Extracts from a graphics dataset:

------------------------------------------------------------

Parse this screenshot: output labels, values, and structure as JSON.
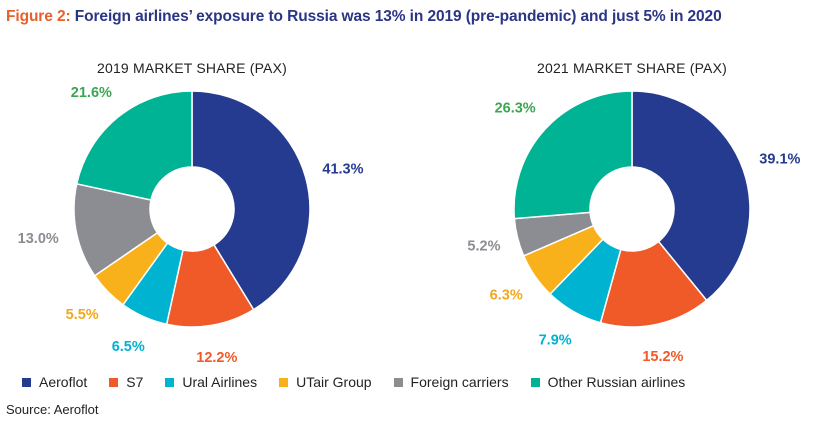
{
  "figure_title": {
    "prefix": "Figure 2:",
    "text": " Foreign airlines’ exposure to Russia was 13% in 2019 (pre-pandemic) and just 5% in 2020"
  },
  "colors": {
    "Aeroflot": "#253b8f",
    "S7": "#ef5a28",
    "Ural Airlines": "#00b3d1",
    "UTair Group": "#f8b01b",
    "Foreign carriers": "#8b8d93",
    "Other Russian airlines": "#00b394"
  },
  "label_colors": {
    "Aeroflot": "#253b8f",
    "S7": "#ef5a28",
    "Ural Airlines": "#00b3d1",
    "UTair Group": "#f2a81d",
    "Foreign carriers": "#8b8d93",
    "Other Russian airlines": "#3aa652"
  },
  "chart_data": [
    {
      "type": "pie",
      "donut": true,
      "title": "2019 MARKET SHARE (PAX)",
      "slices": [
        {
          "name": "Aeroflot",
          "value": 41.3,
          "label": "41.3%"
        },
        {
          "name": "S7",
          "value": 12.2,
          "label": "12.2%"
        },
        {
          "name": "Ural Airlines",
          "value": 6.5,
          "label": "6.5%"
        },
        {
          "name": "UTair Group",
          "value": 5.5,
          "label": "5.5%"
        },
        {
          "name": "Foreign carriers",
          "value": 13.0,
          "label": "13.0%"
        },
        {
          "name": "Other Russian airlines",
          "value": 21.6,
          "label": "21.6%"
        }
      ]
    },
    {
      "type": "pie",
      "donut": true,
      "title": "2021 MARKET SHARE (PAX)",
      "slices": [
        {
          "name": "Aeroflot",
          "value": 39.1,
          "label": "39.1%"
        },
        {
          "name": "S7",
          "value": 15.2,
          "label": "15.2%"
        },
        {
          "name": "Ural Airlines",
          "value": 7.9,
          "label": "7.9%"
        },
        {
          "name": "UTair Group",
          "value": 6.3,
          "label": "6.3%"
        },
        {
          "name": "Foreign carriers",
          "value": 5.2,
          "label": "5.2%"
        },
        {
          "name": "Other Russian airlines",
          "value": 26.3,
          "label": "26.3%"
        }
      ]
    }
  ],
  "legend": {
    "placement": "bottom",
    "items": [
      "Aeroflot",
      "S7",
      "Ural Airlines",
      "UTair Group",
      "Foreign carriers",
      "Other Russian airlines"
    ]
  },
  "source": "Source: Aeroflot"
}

------------------------------------------------------------

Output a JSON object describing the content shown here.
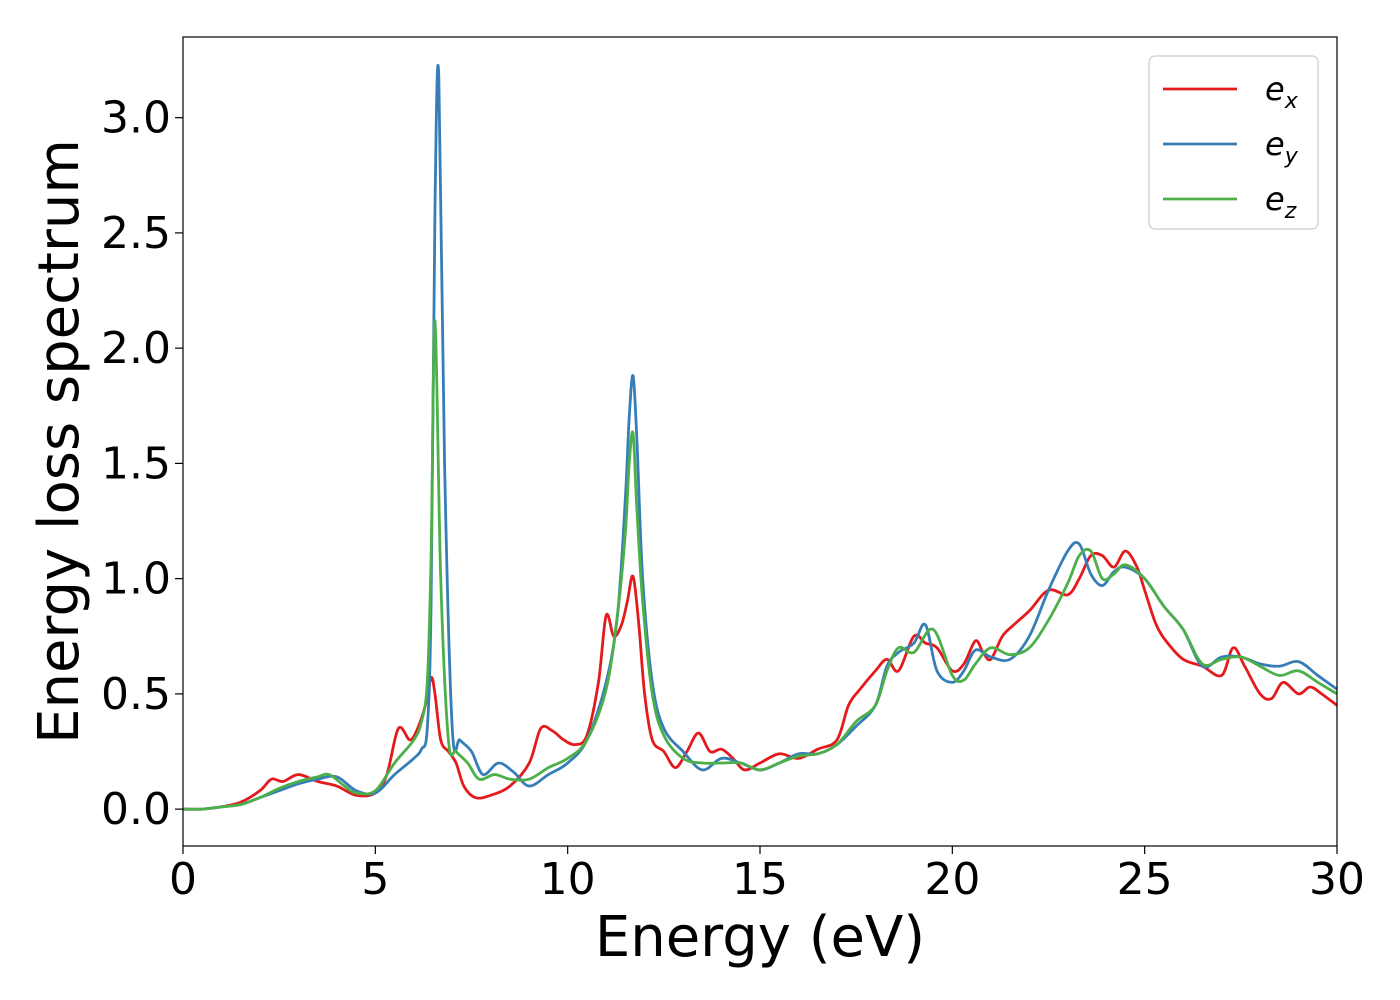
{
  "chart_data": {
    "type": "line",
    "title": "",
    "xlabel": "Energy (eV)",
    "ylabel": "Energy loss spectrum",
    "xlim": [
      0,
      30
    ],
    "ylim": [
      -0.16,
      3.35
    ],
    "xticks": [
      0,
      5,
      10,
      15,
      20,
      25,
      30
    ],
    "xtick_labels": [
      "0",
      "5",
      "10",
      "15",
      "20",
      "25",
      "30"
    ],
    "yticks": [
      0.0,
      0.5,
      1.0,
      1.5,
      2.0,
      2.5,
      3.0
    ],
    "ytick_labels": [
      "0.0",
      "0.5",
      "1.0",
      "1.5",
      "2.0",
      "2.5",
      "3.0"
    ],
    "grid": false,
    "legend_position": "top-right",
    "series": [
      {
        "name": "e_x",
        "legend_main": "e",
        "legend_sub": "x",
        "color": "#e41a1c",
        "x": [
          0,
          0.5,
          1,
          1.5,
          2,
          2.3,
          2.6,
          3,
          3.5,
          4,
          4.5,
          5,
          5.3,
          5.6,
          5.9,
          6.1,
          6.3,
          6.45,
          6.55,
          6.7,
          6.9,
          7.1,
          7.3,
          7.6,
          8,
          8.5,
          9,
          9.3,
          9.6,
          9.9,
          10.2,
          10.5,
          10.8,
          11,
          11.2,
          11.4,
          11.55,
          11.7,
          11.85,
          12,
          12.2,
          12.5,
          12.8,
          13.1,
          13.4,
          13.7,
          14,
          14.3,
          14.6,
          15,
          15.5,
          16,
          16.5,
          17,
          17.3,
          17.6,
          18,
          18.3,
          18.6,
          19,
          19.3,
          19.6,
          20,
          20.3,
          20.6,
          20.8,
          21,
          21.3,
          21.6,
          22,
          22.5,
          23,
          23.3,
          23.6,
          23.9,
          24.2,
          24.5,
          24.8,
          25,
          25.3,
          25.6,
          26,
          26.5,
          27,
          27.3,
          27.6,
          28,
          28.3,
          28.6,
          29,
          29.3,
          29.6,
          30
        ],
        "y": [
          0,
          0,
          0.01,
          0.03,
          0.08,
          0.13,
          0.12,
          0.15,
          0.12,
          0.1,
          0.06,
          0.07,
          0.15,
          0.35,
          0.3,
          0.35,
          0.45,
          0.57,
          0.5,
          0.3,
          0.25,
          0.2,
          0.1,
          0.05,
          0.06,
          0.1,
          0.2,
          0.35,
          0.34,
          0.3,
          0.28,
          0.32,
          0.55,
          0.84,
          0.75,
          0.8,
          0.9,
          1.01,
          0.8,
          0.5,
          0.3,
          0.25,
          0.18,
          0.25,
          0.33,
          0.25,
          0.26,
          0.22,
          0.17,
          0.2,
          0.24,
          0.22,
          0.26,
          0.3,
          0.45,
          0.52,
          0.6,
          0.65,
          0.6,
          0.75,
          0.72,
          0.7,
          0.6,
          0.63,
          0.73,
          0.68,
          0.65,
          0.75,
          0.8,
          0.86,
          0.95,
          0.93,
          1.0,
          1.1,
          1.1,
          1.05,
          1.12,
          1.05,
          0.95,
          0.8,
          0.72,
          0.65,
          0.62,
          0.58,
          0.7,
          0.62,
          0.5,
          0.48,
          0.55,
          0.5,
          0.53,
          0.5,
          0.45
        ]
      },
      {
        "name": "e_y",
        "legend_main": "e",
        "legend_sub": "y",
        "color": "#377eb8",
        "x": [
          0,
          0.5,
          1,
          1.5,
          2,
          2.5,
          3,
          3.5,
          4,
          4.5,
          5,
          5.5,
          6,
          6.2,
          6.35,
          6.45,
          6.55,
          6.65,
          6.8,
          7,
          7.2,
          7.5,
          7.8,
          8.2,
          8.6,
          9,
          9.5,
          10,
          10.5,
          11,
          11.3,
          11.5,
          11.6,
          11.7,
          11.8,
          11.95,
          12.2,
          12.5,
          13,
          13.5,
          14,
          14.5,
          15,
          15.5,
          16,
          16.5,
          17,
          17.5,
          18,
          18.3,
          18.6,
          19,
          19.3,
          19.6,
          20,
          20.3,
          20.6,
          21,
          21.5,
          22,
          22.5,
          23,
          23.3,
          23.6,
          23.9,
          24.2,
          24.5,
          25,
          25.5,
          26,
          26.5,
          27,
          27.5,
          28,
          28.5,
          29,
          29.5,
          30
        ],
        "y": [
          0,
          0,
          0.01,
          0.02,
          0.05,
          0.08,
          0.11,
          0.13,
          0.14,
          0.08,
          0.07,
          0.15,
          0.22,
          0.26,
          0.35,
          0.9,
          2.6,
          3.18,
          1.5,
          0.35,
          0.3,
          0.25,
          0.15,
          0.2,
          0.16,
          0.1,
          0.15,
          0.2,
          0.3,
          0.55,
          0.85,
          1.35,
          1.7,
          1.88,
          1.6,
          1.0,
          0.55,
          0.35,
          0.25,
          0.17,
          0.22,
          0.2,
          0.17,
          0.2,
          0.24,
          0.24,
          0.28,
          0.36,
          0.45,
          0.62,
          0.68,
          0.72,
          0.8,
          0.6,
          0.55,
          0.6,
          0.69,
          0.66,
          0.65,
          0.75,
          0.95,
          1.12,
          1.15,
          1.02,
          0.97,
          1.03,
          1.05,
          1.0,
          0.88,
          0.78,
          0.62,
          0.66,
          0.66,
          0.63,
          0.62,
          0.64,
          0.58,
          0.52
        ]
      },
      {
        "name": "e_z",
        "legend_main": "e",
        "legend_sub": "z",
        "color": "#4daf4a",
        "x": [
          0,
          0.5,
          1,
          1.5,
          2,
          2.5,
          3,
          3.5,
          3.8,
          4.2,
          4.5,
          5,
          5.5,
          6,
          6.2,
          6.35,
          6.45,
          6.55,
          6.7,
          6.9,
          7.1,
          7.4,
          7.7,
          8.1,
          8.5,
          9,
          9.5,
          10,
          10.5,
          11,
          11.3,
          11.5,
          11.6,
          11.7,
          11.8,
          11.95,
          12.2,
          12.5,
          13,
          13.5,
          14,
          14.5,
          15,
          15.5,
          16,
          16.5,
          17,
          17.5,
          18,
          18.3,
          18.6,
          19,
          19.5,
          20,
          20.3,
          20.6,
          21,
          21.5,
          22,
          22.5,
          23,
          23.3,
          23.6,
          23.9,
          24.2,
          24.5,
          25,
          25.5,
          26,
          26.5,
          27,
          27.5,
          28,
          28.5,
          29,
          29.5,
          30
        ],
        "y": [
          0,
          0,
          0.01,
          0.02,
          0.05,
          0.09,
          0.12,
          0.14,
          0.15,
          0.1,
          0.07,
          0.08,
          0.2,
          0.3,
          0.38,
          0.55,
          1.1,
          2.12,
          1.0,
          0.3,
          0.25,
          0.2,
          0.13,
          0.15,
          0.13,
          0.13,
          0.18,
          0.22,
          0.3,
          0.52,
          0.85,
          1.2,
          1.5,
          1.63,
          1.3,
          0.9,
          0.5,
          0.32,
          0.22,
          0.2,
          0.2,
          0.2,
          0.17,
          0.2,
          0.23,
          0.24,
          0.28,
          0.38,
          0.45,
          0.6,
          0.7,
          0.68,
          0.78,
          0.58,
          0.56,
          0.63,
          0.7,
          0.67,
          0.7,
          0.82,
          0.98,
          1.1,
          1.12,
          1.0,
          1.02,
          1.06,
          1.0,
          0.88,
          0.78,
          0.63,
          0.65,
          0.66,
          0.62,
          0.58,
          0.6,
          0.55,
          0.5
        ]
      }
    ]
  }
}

------------------------------------------------------------

_GOAL_:
From the records above, pick out and copy each line holding the word "Other".

_SOLVED EXERCISE_:
    "Other Russian airlines": "#00b394"
    "Other Russian airlines": "#3aa652"
          "name": "Other Russian airlines",
          "name": "Other Russian airlines",
      "Other Russian airlines"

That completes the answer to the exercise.